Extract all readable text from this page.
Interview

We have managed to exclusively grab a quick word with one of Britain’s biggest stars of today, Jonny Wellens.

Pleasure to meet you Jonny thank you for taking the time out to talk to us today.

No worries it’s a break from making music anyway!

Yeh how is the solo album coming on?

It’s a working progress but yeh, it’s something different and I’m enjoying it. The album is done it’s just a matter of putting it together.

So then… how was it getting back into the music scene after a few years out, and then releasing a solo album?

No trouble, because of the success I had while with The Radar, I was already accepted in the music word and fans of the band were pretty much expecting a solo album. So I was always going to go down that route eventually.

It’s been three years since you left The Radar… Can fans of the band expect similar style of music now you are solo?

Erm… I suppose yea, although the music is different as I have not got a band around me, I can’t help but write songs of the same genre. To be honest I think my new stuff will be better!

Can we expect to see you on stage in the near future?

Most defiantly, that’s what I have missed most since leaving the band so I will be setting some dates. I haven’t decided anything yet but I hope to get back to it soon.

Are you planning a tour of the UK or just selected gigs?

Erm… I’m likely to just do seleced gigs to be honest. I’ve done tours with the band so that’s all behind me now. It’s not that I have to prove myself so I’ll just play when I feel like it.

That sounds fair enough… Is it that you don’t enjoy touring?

::::

◆ Written problem: From the records above, pull out every line containing the word "different".

◆ Response for this exercise:
It’s a working progress but yeh, it’s something different and I’m enjoying it. The album is done it’s just a matter of putting it together.
Erm… I suppose yea, although the music is different as I have not got a band around me, I can’t help but write songs of the same genre. To be honest I think my new stuff will be better!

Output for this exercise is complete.